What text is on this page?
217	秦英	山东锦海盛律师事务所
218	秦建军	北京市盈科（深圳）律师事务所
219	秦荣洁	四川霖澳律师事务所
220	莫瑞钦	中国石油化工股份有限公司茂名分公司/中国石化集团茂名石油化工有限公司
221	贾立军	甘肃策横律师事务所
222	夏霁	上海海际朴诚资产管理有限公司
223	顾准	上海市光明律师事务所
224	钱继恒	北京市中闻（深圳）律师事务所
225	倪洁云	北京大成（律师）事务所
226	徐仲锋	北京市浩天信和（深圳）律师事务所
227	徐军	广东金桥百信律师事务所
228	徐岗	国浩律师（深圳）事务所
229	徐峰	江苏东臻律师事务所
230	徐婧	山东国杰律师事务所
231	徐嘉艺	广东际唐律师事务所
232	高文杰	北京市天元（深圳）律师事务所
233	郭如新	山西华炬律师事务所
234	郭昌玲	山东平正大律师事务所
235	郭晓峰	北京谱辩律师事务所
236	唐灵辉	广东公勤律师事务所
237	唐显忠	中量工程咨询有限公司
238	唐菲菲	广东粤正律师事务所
□ □ □ □ □ □ □
**Task details:**
Output all of the data above without any alteration.

**Exercise response:**
What text is on this page?
217	秦英	山东锦海盛律师事务所
218	秦建军	北京市盈科（深圳）律师事务所
219	秦荣洁	四川霖澳律师事务所
220	莫瑞钦	中国石油化工股份有限公司茂名分公司/中国石化集团茂名石油化工有限公司
221	贾立军	甘肃策横律师事务所
222	夏霁	上海海际朴诚资产管理有限公司
223	顾准	上海市光明律师事务所
224	钱继恒	北京市中闻（深圳）律师事务所
225	倪洁云	北京大成（律师）事务所
226	徐仲锋	北京市浩天信和（深圳）律师事务所
227	徐军	广东金桥百信律师事务所
228	徐岗	国浩律师（深圳）事务所
229	徐峰	江苏东臻律师事务所
230	徐婧	山东国杰律师事务所
231	徐嘉艺	广东际唐律师事务所
232	高文杰	北京市天元（深圳）律师事务所
233	郭如新	山西华炬律师事务所
234	郭昌玲	山东平正大律师事务所
235	郭晓峰	北京谱辩律师事务所
236	唐灵辉	广东公勤律师事务所
237	唐显忠	中量工程咨询有限公司
238	唐菲菲	广东粤正律师事务所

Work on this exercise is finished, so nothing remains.